Input rows:
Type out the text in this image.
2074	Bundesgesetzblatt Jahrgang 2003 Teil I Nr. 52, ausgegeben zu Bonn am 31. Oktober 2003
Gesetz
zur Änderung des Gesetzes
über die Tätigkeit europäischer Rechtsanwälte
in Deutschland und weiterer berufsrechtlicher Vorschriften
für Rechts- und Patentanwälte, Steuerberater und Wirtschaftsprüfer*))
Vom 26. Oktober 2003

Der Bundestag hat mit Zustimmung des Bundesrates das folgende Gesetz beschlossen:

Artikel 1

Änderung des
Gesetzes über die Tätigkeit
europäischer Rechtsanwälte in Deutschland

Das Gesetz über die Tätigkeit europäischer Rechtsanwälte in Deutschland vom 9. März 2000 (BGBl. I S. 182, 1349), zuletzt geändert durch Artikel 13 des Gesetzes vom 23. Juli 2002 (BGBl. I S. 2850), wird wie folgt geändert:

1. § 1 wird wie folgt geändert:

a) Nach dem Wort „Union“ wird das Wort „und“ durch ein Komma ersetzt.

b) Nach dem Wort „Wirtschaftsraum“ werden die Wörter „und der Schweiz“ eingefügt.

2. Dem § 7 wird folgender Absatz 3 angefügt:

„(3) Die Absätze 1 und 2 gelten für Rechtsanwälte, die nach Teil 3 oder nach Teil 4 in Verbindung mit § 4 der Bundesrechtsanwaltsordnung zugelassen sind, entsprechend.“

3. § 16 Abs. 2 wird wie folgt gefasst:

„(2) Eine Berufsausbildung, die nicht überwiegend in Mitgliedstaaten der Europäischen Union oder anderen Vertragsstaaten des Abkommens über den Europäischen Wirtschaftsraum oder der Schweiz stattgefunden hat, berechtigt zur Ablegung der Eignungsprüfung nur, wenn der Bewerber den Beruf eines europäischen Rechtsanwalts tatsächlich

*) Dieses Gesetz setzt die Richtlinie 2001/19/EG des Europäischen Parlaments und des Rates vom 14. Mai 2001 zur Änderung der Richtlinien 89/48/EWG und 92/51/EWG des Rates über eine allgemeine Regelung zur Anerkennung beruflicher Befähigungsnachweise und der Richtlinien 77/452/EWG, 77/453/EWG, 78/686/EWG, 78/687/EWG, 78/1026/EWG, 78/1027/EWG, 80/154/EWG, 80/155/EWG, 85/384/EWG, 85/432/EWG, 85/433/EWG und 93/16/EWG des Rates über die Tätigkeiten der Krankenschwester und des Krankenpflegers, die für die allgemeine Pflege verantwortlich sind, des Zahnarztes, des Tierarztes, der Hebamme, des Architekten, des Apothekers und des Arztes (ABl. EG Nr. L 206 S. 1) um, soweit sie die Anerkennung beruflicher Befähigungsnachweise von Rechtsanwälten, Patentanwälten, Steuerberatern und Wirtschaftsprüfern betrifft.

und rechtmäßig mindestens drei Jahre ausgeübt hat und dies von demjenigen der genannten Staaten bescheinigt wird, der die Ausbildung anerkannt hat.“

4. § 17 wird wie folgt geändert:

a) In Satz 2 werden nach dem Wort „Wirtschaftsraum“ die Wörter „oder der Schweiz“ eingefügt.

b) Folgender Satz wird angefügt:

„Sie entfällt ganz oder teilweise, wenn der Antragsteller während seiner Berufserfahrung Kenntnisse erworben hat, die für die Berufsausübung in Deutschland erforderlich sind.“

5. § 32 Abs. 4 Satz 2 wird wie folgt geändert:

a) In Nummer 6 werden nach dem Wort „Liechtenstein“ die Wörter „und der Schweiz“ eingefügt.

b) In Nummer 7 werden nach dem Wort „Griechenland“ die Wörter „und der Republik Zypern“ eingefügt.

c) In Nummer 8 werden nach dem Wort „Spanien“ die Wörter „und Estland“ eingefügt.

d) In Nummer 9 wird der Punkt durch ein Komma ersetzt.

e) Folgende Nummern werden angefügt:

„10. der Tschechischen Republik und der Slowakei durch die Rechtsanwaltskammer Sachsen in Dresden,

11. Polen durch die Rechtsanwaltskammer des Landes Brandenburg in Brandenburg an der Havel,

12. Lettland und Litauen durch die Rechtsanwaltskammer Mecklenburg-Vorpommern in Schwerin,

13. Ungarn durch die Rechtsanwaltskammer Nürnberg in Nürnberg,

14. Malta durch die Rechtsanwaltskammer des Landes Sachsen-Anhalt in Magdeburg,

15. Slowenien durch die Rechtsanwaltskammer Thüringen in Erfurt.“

Brief: Give the data again, exactly as it stands.

Completed exercise:
Type out the text in this image.
2074	Bundesgesetzblatt Jahrgang 2003 Teil I Nr. 52, ausgegeben zu Bonn am 31. Oktober 2003
Gesetz
zur Änderung des Gesetzes
über die Tätigkeit europäischer Rechtsanwälte
in Deutschland und weiterer berufsrechtlicher Vorschriften
für Rechts- und Patentanwälte, Steuerberater und Wirtschaftsprüfer*))
Vom 26. Oktober 2003

Der Bundestag hat mit Zustimmung des Bundesrates das folgende Gesetz beschlossen:

Artikel 1

Änderung des
Gesetzes über die Tätigkeit
europäischer Rechtsanwälte in Deutschland

Das Gesetz über die Tätigkeit europäischer Rechtsanwälte in Deutschland vom 9. März 2000 (BGBl. I S. 182, 1349), zuletzt geändert durch Artikel 13 des Gesetzes vom 23. Juli 2002 (BGBl. I S. 2850), wird wie folgt geändert:

1. § 1 wird wie folgt geändert:

a) Nach dem Wort „Union“ wird das Wort „und“ durch ein Komma ersetzt.

b) Nach dem Wort „Wirtschaftsraum“ werden die Wörter „und der Schweiz“ eingefügt.

2. Dem § 7 wird folgender Absatz 3 angefügt:

„(3) Die Absätze 1 und 2 gelten für Rechtsanwälte, die nach Teil 3 oder nach Teil 4 in Verbindung mit § 4 der Bundesrechtsanwaltsordnung zugelassen sind, entsprechend.“

3. § 16 Abs. 2 wird wie folgt gefasst:

„(2) Eine Berufsausbildung, die nicht überwiegend in Mitgliedstaaten der Europäischen Union oder anderen Vertragsstaaten des Abkommens über den Europäischen Wirtschaftsraum oder der Schweiz stattgefunden hat, berechtigt zur Ablegung der Eignungsprüfung nur, wenn der Bewerber den Beruf eines europäischen Rechtsanwalts tatsächlich

*) Dieses Gesetz setzt die Richtlinie 2001/19/EG des Europäischen Parlaments und des Rates vom 14. Mai 2001 zur Änderung der Richtlinien 89/48/EWG und 92/51/EWG des Rates über eine allgemeine Regelung zur Anerkennung beruflicher Befähigungsnachweise und der Richtlinien 77/452/EWG, 77/453/EWG, 78/686/EWG, 78/687/EWG, 78/1026/EWG, 78/1027/EWG, 80/154/EWG, 80/155/EWG, 85/384/EWG, 85/432/EWG, 85/433/EWG und 93/16/EWG des Rates über die Tätigkeiten der Krankenschwester und des Krankenpflegers, die für die allgemeine Pflege verantwortlich sind, des Zahnarztes, des Tierarztes, der Hebamme, des Architekten, des Apothekers und des Arztes (ABl. EG Nr. L 206 S. 1) um, soweit sie die Anerkennung beruflicher Befähigungsnachweise von Rechtsanwälten, Patentanwälten, Steuerberatern und Wirtschaftsprüfern betrifft.

und rechtmäßig mindestens drei Jahre ausgeübt hat und dies von demjenigen der genannten Staaten bescheinigt wird, der die Ausbildung anerkannt hat.“

4. § 17 wird wie folgt geändert:

a) In Satz 2 werden nach dem Wort „Wirtschaftsraum“ die Wörter „oder der Schweiz“ eingefügt.

b) Folgender Satz wird angefügt:

„Sie entfällt ganz oder teilweise, wenn der Antragsteller während seiner Berufserfahrung Kenntnisse erworben hat, die für die Berufsausübung in Deutschland erforderlich sind.“

5. § 32 Abs. 4 Satz 2 wird wie folgt geändert:

a) In Nummer 6 werden nach dem Wort „Liechtenstein“ die Wörter „und der Schweiz“ eingefügt.

b) In Nummer 7 werden nach dem Wort „Griechenland“ die Wörter „und der Republik Zypern“ eingefügt.

c) In Nummer 8 werden nach dem Wort „Spanien“ die Wörter „und Estland“ eingefügt.

d) In Nummer 9 wird der Punkt durch ein Komma ersetzt.

e) Folgende Nummern werden angefügt:

„10. der Tschechischen Republik und der Slowakei durch die Rechtsanwaltskammer Sachsen in Dresden,

11. Polen durch die Rechtsanwaltskammer des Landes Brandenburg in Brandenburg an der Havel,

12. Lettland und Litauen durch die Rechtsanwaltskammer Mecklenburg-Vorpommern in Schwerin,

13. Ungarn durch die Rechtsanwaltskammer Nürnberg in Nürnberg,

14. Malta durch die Rechtsanwaltskammer des Landes Sachsen-Anhalt in Magdeburg,

15. Slowenien durch die Rechtsanwaltskammer Thüringen in Erfurt.“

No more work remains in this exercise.